_PROBLEM REQUIREMENTS_
Omit the images. Copy each entry word for word.

_STORED ROWS_

[BEGIN]

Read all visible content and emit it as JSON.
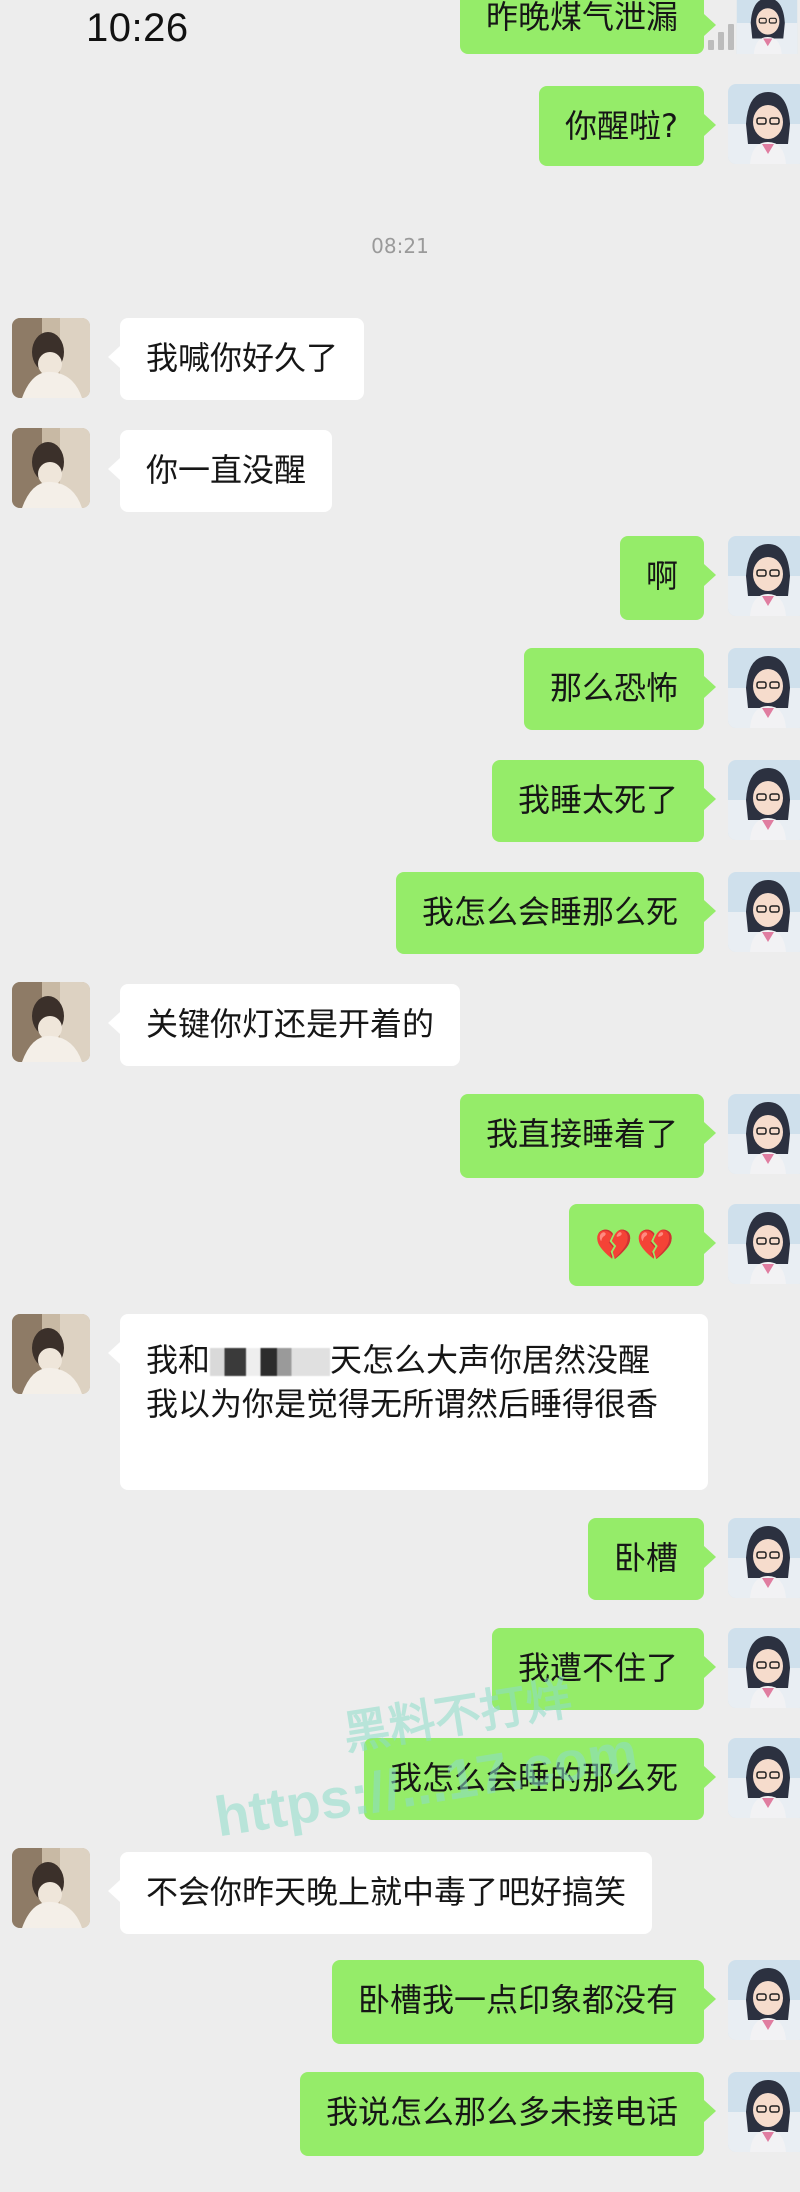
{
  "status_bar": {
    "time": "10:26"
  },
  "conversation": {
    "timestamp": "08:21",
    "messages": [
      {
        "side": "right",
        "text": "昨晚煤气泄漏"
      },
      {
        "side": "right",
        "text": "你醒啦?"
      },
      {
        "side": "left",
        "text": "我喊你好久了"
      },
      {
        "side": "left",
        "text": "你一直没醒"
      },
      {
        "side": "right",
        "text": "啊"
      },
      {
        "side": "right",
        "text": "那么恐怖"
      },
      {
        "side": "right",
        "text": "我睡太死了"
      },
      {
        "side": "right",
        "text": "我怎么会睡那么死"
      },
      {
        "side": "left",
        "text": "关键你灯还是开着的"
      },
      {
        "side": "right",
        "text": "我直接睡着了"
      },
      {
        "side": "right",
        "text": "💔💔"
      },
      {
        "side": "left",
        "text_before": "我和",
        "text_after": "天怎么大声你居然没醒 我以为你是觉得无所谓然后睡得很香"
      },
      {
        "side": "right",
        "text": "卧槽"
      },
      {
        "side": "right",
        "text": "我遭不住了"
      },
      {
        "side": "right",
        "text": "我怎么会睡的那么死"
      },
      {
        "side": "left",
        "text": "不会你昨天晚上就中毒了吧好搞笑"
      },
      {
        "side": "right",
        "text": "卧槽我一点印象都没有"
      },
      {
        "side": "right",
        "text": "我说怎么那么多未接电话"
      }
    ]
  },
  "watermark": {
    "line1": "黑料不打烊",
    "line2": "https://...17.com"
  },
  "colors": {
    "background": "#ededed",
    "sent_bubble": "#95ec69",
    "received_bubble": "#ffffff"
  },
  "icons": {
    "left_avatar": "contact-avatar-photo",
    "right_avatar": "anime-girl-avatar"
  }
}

[END]

_FULL RESPONSE_
Read all visible content and emit it as JSON.
{
  "status_bar": {
    "time": "10:26"
  },
  "conversation": {
    "timestamp": "08:21",
    "messages": [
      {
        "side": "right",
        "text": "昨晚煤气泄漏"
      },
      {
        "side": "right",
        "text": "你醒啦?"
      },
      {
        "side": "left",
        "text": "我喊你好久了"
      },
      {
        "side": "left",
        "text": "你一直没醒"
      },
      {
        "side": "right",
        "text": "啊"
      },
      {
        "side": "right",
        "text": "那么恐怖"
      },
      {
        "side": "right",
        "text": "我睡太死了"
      },
      {
        "side": "right",
        "text": "我怎么会睡那么死"
      },
      {
        "side": "left",
        "text": "关键你灯还是开着的"
      },
      {
        "side": "right",
        "text": "我直接睡着了"
      },
      {
        "side": "right",
        "text": "💔💔"
      },
      {
        "side": "left",
        "text_before": "我和",
        "text_after": "天怎么大声你居然没醒 我以为你是觉得无所谓然后睡得很香"
      },
      {
        "side": "right",
        "text": "卧槽"
      },
      {
        "side": "right",
        "text": "我遭不住了"
      },
      {
        "side": "right",
        "text": "我怎么会睡的那么死"
      },
      {
        "side": "left",
        "text": "不会你昨天晚上就中毒了吧好搞笑"
      },
      {
        "side": "right",
        "text": "卧槽我一点印象都没有"
      },
      {
        "side": "right",
        "text": "我说怎么那么多未接电话"
      }
    ]
  },
  "watermark": {
    "line1": "黑料不打烊",
    "line2": "https://...17.com"
  },
  "colors": {
    "background": "#ededed",
    "sent_bubble": "#95ec69",
    "received_bubble": "#ffffff"
  },
  "icons": {
    "left_avatar": "contact-avatar-photo",
    "right_avatar": "anime-girl-avatar"
  }
}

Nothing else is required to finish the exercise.